EXERCISE REQUIREMENTS:
Output every line of the data exactly as it appears.

MATERIAL:
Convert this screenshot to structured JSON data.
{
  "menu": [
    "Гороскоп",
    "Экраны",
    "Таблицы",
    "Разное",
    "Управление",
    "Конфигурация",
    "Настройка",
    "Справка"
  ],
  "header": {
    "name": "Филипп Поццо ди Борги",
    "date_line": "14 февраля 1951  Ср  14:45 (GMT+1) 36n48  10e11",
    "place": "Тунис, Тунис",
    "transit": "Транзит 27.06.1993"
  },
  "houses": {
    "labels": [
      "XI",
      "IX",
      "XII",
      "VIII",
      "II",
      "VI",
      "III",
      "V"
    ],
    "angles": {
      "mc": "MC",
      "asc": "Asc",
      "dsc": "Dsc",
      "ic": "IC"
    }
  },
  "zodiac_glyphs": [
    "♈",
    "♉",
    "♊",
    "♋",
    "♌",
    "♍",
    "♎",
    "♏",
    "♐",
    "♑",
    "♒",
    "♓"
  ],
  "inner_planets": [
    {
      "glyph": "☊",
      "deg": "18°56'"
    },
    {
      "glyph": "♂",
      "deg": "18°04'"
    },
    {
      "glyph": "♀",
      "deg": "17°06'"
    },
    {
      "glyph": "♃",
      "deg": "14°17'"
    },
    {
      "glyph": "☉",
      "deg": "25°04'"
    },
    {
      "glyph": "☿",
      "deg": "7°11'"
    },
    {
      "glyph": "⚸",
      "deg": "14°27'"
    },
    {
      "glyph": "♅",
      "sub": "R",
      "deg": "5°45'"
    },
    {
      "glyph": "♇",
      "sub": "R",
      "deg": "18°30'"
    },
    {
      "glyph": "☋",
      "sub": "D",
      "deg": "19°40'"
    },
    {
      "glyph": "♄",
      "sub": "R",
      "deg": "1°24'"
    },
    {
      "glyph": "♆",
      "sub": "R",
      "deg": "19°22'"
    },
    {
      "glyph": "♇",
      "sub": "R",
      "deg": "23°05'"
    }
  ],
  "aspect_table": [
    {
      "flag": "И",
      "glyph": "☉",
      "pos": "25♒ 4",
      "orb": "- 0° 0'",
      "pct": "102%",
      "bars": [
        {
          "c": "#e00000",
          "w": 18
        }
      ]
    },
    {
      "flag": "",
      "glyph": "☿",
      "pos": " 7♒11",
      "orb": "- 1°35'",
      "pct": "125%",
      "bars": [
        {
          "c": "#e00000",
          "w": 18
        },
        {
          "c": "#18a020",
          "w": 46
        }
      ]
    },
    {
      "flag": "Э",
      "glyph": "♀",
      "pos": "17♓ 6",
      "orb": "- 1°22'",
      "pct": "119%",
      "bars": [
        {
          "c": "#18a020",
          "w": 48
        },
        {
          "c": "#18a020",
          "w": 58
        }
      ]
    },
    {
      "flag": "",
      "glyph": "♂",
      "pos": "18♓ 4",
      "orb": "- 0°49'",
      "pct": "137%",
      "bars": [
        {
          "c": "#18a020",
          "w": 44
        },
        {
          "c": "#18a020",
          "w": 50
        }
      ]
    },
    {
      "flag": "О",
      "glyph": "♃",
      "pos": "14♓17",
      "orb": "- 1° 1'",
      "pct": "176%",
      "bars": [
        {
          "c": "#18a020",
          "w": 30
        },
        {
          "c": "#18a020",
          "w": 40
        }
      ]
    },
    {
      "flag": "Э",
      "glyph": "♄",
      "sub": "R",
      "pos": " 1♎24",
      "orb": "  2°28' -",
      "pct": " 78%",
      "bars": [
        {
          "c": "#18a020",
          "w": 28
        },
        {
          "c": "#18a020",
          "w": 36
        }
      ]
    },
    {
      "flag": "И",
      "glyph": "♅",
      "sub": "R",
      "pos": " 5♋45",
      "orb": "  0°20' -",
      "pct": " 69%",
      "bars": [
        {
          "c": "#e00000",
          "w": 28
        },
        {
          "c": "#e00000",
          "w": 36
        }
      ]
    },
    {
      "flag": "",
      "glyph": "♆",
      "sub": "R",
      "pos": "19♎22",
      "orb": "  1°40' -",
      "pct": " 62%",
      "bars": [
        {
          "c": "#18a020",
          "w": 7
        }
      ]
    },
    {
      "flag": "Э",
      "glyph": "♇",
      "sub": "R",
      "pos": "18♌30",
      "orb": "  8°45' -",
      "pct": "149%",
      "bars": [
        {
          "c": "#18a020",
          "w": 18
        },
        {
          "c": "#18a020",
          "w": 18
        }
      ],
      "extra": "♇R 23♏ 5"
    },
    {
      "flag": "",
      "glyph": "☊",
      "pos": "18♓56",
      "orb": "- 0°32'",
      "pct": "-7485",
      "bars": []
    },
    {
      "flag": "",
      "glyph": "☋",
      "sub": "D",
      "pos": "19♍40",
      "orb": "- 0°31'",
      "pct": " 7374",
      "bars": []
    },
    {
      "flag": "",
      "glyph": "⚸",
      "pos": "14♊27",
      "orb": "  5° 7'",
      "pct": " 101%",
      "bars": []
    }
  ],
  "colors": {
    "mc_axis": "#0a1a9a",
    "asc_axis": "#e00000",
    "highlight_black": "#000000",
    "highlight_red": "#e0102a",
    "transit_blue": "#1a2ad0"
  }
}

EXERCISE SOLUTION:
Convert this screenshot to structured JSON data.
{
  "menu": [
    "Гороскоп",
    "Экраны",
    "Таблицы",
    "Разное",
    "Управление",
    "Конфигурация",
    "Настройка",
    "Справка"
  ],
  "header": {
    "name": "Филипп Поццо ди Борги",
    "date_line": "14 февраля 1951  Ср  14:45 (GMT+1) 36n48  10e11",
    "place": "Тунис, Тунис",
    "transit": "Транзит 27.06.1993"
  },
  "houses": {
    "labels": [
      "XI",
      "IX",
      "XII",
      "VIII",
      "II",
      "VI",
      "III",
      "V"
    ],
    "angles": {
      "mc": "MC",
      "asc": "Asc",
      "dsc": "Dsc",
      "ic": "IC"
    }
  },
  "zodiac_glyphs": [
    "♈",
    "♉",
    "♊",
    "♋",
    "♌",
    "♍",
    "♎",
    "♏",
    "♐",
    "♑",
    "♒",
    "♓"
  ],
  "inner_planets": [
    {
      "glyph": "☊",
      "deg": "18°56'"
    },
    {
      "glyph": "♂",
      "deg": "18°04'"
    },
    {
      "glyph": "♀",
      "deg": "17°06'"
    },
    {
      "glyph": "♃",
      "deg": "14°17'"
    },
    {
      "glyph": "☉",
      "deg": "25°04'"
    },
    {
      "glyph": "☿",
      "deg": "7°11'"
    },
    {
      "glyph": "⚸",
      "deg": "14°27'"
    },
    {
      "glyph": "♅",
      "sub": "R",
      "deg": "5°45'"
    },
    {
      "glyph": "♇",
      "sub": "R",
      "deg": "18°30'"
    },
    {
      "glyph": "☋",
      "sub": "D",
      "deg": "19°40'"
    },
    {
      "glyph": "♄",
      "sub": "R",
      "deg": "1°24'"
    },
    {
      "glyph": "♆",
      "sub": "R",
      "deg": "19°22'"
    },
    {
      "glyph": "♇",
      "sub": "R",
      "deg": "23°05'"
    }
  ],
  "aspect_table": [
    {
      "flag": "И",
      "glyph": "☉",
      "pos": "25♒ 4",
      "orb": "- 0° 0'",
      "pct": "102%",
      "bars": [
        {
          "c": "#e00000",
          "w": 18
        }
      ]
    },
    {
      "flag": "",
      "glyph": "☿",
      "pos": " 7♒11",
      "orb": "- 1°35'",
      "pct": "125%",
      "bars": [
        {
          "c": "#e00000",
          "w": 18
        },
        {
          "c": "#18a020",
          "w": 46
        }
      ]
    },
    {
      "flag": "Э",
      "glyph": "♀",
      "pos": "17♓ 6",
      "orb": "- 1°22'",
      "pct": "119%",
      "bars": [
        {
          "c": "#18a020",
          "w": 48
        },
        {
          "c": "#18a020",
          "w": 58
        }
      ]
    },
    {
      "flag": "",
      "glyph": "♂",
      "pos": "18♓ 4",
      "orb": "- 0°49'",
      "pct": "137%",
      "bars": [
        {
          "c": "#18a020",
          "w": 44
        },
        {
          "c": "#18a020",
          "w": 50
        }
      ]
    },
    {
      "flag": "О",
      "glyph": "♃",
      "pos": "14♓17",
      "orb": "- 1° 1'",
      "pct": "176%",
      "bars": [
        {
          "c": "#18a020",
          "w": 30
        },
        {
          "c": "#18a020",
          "w": 40
        }
      ]
    },
    {
      "flag": "Э",
      "glyph": "♄",
      "sub": "R",
      "pos": " 1♎24",
      "orb": "  2°28' -",
      "pct": " 78%",
      "bars": [
        {
          "c": "#18a020",
          "w": 28
        },
        {
          "c": "#18a020",
          "w": 36
        }
      ]
    },
    {
      "flag": "И",
      "glyph": "♅",
      "sub": "R",
      "pos": " 5♋45",
      "orb": "  0°20' -",
      "pct": " 69%",
      "bars": [
        {
          "c": "#e00000",
          "w": 28
        },
        {
          "c": "#e00000",
          "w": 36
        }
      ]
    },
    {
      "flag": "",
      "glyph": "♆",
      "sub": "R",
      "pos": "19♎22",
      "orb": "  1°40' -",
      "pct": " 62%",
      "bars": [
        {
          "c": "#18a020",
          "w": 7
        }
      ]
    },
    {
      "flag": "Э",
      "glyph": "♇",
      "sub": "R",
      "pos": "18♌30",
      "orb": "  8°45' -",
      "pct": "149%",
      "bars": [
        {
          "c": "#18a020",
          "w": 18
        },
        {
          "c": "#18a020",
          "w": 18
        }
      ],
      "extra": "♇R 23♏ 5"
    },
    {
      "flag": "",
      "glyph": "☊",
      "pos": "18♓56",
      "orb": "- 0°32'",
      "pct": "-7485",
      "bars": []
    },
    {
      "flag": "",
      "glyph": "☋",
      "sub": "D",
      "pos": "19♍40",
      "orb": "- 0°31'",
      "pct": " 7374",
      "bars": []
    },
    {
      "flag": "",
      "glyph": "⚸",
      "pos": "14♊27",
      "orb": "  5° 7'",
      "pct": " 101%",
      "bars": []
    }
  ],
  "colors": {
    "mc_axis": "#0a1a9a",
    "asc_axis": "#e00000",
    "highlight_black": "#000000",
    "highlight_red": "#e0102a",
    "transit_blue": "#1a2ad0"
  }
}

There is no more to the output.